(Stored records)
=======
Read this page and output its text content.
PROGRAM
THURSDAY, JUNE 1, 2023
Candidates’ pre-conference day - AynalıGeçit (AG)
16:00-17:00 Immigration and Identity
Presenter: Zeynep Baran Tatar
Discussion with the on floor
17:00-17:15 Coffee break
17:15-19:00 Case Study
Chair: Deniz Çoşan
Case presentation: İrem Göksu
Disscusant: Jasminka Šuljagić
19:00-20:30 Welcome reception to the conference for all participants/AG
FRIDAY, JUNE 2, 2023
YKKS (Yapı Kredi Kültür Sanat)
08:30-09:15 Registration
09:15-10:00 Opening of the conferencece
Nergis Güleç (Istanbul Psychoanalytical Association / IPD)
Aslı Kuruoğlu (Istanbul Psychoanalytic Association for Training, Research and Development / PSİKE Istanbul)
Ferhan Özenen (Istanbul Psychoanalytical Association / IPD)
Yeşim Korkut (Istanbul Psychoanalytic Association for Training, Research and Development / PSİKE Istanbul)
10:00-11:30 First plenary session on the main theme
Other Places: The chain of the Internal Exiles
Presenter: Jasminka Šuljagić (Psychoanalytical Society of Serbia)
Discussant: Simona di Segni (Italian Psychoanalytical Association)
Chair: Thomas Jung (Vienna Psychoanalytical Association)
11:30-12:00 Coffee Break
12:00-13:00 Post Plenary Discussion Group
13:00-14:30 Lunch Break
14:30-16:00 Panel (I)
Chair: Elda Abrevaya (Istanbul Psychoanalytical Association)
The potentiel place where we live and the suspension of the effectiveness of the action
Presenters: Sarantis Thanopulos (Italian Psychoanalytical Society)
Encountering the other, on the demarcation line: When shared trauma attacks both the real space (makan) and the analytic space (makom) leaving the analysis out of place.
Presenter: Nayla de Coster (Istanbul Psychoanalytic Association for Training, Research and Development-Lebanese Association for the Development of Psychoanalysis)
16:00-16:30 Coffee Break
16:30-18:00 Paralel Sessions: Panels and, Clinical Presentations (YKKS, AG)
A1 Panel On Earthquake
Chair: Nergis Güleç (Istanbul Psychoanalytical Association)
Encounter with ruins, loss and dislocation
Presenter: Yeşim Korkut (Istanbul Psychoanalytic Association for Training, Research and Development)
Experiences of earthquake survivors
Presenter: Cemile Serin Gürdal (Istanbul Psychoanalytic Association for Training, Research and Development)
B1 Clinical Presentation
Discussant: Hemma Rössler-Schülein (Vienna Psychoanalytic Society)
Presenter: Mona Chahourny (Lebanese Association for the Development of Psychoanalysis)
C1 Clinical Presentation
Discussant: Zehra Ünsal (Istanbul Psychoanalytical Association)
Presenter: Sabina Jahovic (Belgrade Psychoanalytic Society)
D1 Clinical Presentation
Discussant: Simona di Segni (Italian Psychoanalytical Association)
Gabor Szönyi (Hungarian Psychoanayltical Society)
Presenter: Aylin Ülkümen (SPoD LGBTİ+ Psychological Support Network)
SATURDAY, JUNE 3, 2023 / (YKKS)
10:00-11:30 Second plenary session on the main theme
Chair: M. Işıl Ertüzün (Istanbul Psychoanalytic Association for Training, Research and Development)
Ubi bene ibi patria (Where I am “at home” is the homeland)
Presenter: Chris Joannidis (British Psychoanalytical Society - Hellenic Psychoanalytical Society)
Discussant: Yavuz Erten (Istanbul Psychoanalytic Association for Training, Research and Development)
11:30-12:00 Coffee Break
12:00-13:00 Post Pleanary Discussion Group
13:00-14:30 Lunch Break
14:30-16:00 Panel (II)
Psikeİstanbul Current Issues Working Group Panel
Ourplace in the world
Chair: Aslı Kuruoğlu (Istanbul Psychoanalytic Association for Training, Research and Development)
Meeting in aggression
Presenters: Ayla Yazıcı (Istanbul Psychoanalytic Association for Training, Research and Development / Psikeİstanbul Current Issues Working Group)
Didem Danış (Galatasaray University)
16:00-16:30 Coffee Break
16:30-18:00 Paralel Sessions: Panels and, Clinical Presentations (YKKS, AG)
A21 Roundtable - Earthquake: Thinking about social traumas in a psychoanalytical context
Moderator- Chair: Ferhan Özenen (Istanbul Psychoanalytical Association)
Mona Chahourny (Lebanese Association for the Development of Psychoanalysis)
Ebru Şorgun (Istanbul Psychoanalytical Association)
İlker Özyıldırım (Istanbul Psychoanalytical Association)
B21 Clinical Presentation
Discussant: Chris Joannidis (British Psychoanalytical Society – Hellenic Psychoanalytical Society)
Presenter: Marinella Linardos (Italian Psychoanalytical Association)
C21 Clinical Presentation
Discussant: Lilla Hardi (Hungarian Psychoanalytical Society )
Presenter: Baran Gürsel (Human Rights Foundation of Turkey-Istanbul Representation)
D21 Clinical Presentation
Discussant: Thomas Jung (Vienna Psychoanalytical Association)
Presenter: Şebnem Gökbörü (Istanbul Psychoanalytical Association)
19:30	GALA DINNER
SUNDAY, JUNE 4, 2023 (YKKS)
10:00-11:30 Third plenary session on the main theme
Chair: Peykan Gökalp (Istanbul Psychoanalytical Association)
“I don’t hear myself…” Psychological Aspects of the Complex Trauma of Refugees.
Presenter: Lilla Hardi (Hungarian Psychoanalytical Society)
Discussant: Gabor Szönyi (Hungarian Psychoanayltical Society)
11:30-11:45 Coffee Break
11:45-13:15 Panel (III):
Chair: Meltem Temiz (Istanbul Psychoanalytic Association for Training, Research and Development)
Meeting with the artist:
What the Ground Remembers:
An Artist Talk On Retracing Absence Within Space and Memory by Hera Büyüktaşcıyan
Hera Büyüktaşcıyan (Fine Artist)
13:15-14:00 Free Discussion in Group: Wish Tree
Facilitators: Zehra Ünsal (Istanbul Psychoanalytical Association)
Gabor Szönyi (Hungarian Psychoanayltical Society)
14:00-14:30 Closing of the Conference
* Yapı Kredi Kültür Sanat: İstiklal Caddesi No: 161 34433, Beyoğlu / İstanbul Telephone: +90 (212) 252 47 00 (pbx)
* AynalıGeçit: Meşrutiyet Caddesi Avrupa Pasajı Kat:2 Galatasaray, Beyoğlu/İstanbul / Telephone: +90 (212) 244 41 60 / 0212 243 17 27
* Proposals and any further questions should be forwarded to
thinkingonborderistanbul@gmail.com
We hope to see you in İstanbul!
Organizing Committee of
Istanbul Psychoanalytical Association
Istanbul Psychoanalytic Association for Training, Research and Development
=======
--- GIVEN EXERCISE ---
Reproduce each entry above exactly, keeping every word.

--- SOLUTION ---
Read this page and output its text content.
PROGRAM
THURSDAY, JUNE 1, 2023
Candidates’ pre-conference day - AynalıGeçit (AG)
16:00-17:00 Immigration and Identity
Presenter: Zeynep Baran Tatar
Discussion with the on floor
17:00-17:15 Coffee break
17:15-19:00 Case Study
Chair: Deniz Çoşan
Case presentation: İrem Göksu
Disscusant: Jasminka Šuljagić
19:00-20:30 Welcome reception to the conference for all participants/AG
FRIDAY, JUNE 2, 2023
YKKS (Yapı Kredi Kültür Sanat)
08:30-09:15 Registration
09:15-10:00 Opening of the conferencece
Nergis Güleç (Istanbul Psychoanalytical Association / IPD)
Aslı Kuruoğlu (Istanbul Psychoanalytic Association for Training, Research and Development / PSİKE Istanbul)
Ferhan Özenen (Istanbul Psychoanalytical Association / IPD)
Yeşim Korkut (Istanbul Psychoanalytic Association for Training, Research and Development / PSİKE Istanbul)
10:00-11:30 First plenary session on the main theme
Other Places: The chain of the Internal Exiles
Presenter: Jasminka Šuljagić (Psychoanalytical Society of Serbia)
Discussant: Simona di Segni (Italian Psychoanalytical Association)
Chair: Thomas Jung (Vienna Psychoanalytical Association)
11:30-12:00 Coffee Break
12:00-13:00 Post Plenary Discussion Group
13:00-14:30 Lunch Break
14:30-16:00 Panel (I)
Chair: Elda Abrevaya (Istanbul Psychoanalytical Association)
The potentiel place where we live and the suspension of the effectiveness of the action
Presenters: Sarantis Thanopulos (Italian Psychoanalytical Society)
Encountering the other, on the demarcation line: When shared trauma attacks both the real space (makan) and the analytic space (makom) leaving the analysis out of place.
Presenter: Nayla de Coster (Istanbul Psychoanalytic Association for Training, Research and Development-Lebanese Association for the Development of Psychoanalysis)
16:00-16:30 Coffee Break
16:30-18:00 Paralel Sessions: Panels and, Clinical Presentations (YKKS, AG)
A1 Panel On Earthquake
Chair: Nergis Güleç (Istanbul Psychoanalytical Association)
Encounter with ruins, loss and dislocation
Presenter: Yeşim Korkut (Istanbul Psychoanalytic Association for Training, Research and Development)
Experiences of earthquake survivors
Presenter: Cemile Serin Gürdal (Istanbul Psychoanalytic Association for Training, Research and Development)
B1 Clinical Presentation
Discussant: Hemma Rössler-Schülein (Vienna Psychoanalytic Society)
Presenter: Mona Chahourny (Lebanese Association for the Development of Psychoanalysis)
C1 Clinical Presentation
Discussant: Zehra Ünsal (Istanbul Psychoanalytical Association)
Presenter: Sabina Jahovic (Belgrade Psychoanalytic Society)
D1 Clinical Presentation
Discussant: Simona di Segni (Italian Psychoanalytical Association)
Gabor Szönyi (Hungarian Psychoanayltical Society)
Presenter: Aylin Ülkümen (SPoD LGBTİ+ Psychological Support Network)
SATURDAY, JUNE 3, 2023 / (YKKS)
10:00-11:30 Second plenary session on the main theme
Chair: M. Işıl Ertüzün (Istanbul Psychoanalytic Association for Training, Research and Development)
Ubi bene ibi patria (Where I am “at home” is the homeland)
Presenter: Chris Joannidis (British Psychoanalytical Society - Hellenic Psychoanalytical Society)
Discussant: Yavuz Erten (Istanbul Psychoanalytic Association for Training, Research and Development)
11:30-12:00 Coffee Break
12:00-13:00 Post Pleanary Discussion Group
13:00-14:30 Lunch Break
14:30-16:00 Panel (II)
Psikeİstanbul Current Issues Working Group Panel
Ourplace in the world
Chair: Aslı Kuruoğlu (Istanbul Psychoanalytic Association for Training, Research and Development)
Meeting in aggression
Presenters: Ayla Yazıcı (Istanbul Psychoanalytic Association for Training, Research and Development / Psikeİstanbul Current Issues Working Group)
Didem Danış (Galatasaray University)
16:00-16:30 Coffee Break
16:30-18:00 Paralel Sessions: Panels and, Clinical Presentations (YKKS, AG)
A21 Roundtable - Earthquake: Thinking about social traumas in a psychoanalytical context
Moderator- Chair: Ferhan Özenen (Istanbul Psychoanalytical Association)
Mona Chahourny (Lebanese Association for the Development of Psychoanalysis)
Ebru Şorgun (Istanbul Psychoanalytical Association)
İlker Özyıldırım (Istanbul Psychoanalytical Association)
B21 Clinical Presentation
Discussant: Chris Joannidis (British Psychoanalytical Society – Hellenic Psychoanalytical Society)
Presenter: Marinella Linardos (Italian Psychoanalytical Association)
C21 Clinical Presentation
Discussant: Lilla Hardi (Hungarian Psychoanalytical Society )
Presenter: Baran Gürsel (Human Rights Foundation of Turkey-Istanbul Representation)
D21 Clinical Presentation
Discussant: Thomas Jung (Vienna Psychoanalytical Association)
Presenter: Şebnem Gökbörü (Istanbul Psychoanalytical Association)
19:30	GALA DINNER
SUNDAY, JUNE 4, 2023 (YKKS)
10:00-11:30 Third plenary session on the main theme
Chair: Peykan Gökalp (Istanbul Psychoanalytical Association)
“I don’t hear myself…” Psychological Aspects of the Complex Trauma of Refugees.
Presenter: Lilla Hardi (Hungarian Psychoanalytical Society)
Discussant: Gabor Szönyi (Hungarian Psychoanayltical Society)
11:30-11:45 Coffee Break
11:45-13:15 Panel (III):
Chair: Meltem Temiz (Istanbul Psychoanalytic Association for Training, Research and Development)
Meeting with the artist:
What the Ground Remembers:
An Artist Talk On Retracing Absence Within Space and Memory by Hera Büyüktaşcıyan
Hera Büyüktaşcıyan (Fine Artist)
13:15-14:00 Free Discussion in Group: Wish Tree
Facilitators: Zehra Ünsal (Istanbul Psychoanalytical Association)
Gabor Szönyi (Hungarian Psychoanayltical Society)
14:00-14:30 Closing of the Conference
* Yapı Kredi Kültür Sanat: İstiklal Caddesi No: 161 34433, Beyoğlu / İstanbul Telephone: +90 (212) 252 47 00 (pbx)
* AynalıGeçit: Meşrutiyet Caddesi Avrupa Pasajı Kat:2 Galatasaray, Beyoğlu/İstanbul / Telephone: +90 (212) 244 41 60 / 0212 243 17 27
* Proposals and any further questions should be forwarded to
thinkingonborderistanbul@gmail.com
We hope to see you in İstanbul!
Organizing Committee of
Istanbul Psychoanalytical Association
Istanbul Psychoanalytic Association for Training, Research and Development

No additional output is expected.